— Instruction —
Scan the data. Collect each line that contains the word "sublabel".
++++
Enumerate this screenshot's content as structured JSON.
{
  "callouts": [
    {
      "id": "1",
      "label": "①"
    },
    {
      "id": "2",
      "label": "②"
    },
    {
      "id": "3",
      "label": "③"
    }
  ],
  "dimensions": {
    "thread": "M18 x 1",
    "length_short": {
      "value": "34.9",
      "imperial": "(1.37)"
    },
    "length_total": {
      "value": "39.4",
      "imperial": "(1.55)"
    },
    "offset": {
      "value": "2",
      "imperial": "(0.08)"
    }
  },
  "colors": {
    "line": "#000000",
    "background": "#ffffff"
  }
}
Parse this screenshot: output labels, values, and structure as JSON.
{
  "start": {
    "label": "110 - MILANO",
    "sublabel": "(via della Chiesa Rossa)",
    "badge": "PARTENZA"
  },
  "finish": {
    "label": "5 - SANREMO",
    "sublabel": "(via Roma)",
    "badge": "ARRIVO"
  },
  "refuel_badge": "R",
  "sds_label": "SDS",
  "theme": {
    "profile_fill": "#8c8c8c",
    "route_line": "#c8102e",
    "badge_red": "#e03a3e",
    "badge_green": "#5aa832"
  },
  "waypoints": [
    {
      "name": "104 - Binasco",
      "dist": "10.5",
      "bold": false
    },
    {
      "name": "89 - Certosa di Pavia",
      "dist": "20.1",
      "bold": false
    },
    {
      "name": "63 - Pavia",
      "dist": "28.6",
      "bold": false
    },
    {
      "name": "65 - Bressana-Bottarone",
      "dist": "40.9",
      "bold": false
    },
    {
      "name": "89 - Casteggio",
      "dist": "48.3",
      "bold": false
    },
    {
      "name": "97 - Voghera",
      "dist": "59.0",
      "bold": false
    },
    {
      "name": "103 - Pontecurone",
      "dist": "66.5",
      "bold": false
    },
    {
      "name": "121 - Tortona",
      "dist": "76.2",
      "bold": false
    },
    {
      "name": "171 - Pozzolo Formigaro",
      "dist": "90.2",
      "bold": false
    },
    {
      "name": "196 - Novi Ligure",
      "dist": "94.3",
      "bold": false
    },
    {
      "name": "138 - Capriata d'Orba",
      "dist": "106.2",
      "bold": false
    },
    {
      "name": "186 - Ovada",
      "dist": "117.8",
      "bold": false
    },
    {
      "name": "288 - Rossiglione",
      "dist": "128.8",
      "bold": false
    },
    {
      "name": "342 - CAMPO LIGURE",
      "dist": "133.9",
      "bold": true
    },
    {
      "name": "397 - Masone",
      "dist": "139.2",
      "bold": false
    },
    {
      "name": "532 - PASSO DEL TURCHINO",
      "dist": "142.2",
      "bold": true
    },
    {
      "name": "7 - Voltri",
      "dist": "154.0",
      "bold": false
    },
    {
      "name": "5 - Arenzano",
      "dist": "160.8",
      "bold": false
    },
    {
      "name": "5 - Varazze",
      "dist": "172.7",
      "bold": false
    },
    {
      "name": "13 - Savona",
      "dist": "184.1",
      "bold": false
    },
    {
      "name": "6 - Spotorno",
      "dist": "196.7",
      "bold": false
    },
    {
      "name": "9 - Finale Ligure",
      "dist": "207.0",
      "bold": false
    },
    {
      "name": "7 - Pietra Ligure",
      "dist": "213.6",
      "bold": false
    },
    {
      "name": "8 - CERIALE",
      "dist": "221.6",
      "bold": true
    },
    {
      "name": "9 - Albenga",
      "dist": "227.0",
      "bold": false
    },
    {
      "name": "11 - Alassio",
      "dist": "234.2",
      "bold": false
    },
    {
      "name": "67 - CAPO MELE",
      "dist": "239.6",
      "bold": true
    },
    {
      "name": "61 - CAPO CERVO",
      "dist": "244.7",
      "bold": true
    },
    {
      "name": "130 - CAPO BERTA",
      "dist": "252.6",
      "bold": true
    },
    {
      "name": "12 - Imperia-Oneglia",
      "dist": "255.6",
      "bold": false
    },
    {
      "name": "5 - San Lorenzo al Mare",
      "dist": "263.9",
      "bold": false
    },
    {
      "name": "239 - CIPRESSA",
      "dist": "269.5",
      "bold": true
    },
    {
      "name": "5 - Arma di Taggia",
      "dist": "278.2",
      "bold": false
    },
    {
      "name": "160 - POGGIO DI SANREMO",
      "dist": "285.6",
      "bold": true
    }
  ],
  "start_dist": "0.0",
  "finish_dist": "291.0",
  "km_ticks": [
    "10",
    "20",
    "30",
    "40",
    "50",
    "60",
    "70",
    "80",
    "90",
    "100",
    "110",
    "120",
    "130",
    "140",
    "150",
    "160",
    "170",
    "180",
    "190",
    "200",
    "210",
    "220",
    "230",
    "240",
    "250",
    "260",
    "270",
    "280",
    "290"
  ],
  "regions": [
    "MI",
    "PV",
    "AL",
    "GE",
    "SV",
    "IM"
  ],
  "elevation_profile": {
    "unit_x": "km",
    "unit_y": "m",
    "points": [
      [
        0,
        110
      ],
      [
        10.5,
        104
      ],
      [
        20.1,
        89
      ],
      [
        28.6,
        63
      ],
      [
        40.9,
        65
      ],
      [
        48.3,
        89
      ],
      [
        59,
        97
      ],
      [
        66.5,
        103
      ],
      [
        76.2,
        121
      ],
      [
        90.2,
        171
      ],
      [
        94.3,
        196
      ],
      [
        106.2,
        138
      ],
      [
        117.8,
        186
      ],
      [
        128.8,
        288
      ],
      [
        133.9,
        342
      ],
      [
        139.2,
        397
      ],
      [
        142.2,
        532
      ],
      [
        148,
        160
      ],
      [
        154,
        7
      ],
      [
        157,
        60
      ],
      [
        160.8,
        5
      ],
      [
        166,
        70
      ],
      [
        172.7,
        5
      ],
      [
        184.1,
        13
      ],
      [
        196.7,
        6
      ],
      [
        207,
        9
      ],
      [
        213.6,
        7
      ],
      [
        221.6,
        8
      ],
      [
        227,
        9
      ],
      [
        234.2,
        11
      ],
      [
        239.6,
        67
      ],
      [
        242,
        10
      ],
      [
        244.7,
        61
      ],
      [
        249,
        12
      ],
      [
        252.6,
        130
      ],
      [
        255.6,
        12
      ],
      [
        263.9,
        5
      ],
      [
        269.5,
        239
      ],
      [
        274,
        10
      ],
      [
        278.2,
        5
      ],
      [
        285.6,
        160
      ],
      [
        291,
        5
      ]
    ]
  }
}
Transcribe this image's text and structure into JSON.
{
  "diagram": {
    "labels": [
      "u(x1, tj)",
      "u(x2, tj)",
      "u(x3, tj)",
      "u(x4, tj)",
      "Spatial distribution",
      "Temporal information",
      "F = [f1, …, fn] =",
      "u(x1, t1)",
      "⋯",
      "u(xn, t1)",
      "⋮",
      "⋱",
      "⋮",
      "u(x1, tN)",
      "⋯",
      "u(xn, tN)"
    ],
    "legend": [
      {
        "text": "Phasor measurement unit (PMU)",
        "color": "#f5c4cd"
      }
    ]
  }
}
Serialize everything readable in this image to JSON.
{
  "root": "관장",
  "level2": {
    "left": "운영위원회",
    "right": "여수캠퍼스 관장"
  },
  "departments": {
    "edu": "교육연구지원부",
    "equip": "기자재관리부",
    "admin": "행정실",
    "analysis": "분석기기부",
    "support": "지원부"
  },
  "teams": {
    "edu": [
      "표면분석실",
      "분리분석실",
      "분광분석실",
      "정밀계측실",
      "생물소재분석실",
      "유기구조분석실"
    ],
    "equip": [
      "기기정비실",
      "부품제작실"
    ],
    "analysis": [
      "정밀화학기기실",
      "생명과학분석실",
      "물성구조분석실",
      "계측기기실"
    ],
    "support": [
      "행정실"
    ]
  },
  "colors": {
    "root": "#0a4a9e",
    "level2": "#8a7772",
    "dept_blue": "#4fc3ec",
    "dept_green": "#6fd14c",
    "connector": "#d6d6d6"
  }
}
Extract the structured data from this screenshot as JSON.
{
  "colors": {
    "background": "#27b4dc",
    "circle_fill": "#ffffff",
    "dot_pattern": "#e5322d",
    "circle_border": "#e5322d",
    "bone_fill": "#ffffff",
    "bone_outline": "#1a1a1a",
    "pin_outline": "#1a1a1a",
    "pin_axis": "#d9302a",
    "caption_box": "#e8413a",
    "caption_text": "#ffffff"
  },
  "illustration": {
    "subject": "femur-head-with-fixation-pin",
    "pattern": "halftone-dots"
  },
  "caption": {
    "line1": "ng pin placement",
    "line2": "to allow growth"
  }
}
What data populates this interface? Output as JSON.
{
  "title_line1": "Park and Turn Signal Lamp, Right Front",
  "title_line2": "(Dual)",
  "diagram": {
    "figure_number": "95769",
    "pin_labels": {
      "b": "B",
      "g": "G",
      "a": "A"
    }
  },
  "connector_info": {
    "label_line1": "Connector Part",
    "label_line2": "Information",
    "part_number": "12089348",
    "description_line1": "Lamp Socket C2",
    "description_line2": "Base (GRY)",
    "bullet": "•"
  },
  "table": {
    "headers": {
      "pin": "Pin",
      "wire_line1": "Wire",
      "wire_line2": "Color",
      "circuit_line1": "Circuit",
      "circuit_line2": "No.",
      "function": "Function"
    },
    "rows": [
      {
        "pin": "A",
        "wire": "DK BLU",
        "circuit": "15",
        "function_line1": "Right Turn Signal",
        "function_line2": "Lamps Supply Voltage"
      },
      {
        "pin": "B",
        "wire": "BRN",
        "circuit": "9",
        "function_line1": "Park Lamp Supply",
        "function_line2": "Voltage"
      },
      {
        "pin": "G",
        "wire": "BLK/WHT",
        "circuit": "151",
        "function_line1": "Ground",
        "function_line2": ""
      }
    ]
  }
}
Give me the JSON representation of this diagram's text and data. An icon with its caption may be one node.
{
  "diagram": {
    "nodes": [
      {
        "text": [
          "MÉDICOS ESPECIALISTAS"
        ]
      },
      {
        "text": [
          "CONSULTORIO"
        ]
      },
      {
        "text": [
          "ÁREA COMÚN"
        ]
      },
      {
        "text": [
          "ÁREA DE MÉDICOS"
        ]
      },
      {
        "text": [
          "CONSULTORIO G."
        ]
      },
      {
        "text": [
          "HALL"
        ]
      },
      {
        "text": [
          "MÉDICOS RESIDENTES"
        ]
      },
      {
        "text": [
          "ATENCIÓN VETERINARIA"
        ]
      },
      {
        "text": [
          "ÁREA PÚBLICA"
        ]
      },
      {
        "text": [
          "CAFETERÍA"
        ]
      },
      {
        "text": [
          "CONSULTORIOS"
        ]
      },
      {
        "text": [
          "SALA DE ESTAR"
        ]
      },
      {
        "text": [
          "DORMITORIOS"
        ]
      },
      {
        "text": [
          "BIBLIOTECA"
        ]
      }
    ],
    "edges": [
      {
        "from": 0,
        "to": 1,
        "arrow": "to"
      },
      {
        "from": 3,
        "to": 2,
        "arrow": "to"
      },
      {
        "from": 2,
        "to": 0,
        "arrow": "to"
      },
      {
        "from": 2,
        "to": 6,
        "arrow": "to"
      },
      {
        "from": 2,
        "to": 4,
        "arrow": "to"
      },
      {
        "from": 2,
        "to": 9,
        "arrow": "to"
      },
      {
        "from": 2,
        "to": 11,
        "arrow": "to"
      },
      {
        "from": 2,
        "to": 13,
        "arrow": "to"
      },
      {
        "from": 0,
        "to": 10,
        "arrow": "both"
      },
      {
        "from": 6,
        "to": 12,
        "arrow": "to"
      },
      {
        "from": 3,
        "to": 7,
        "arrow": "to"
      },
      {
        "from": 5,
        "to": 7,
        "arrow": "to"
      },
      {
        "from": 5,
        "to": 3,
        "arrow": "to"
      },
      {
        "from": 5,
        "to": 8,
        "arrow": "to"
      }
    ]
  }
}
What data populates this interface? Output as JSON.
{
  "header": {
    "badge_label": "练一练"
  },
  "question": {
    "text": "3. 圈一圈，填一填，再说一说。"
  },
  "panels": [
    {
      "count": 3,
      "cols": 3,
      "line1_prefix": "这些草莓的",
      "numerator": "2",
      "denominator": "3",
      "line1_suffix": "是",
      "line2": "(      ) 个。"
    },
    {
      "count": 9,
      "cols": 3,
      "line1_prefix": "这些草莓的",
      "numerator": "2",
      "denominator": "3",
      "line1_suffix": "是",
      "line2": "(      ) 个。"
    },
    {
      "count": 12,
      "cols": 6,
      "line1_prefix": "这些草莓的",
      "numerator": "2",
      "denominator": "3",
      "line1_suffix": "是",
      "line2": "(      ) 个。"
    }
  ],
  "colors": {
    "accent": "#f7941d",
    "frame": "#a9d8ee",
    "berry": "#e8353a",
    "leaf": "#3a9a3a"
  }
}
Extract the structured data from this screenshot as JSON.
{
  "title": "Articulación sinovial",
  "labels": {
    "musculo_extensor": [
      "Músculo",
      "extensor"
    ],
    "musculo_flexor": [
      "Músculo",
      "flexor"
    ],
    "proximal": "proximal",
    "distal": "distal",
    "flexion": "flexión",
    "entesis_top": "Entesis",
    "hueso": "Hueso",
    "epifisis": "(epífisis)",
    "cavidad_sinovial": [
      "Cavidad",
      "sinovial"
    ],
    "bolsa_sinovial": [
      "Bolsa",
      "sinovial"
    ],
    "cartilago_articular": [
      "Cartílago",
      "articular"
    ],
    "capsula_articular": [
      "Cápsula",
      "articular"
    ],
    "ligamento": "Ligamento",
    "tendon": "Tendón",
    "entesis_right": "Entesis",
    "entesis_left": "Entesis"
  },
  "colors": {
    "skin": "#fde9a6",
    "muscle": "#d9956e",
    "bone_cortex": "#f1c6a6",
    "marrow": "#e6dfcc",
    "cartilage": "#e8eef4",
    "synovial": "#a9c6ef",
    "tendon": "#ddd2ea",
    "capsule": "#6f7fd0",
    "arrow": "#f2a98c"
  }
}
++++
— Expected output —
    "sublabel": "(via della Chiesa Rossa)",
    "sublabel": "(via Roma)",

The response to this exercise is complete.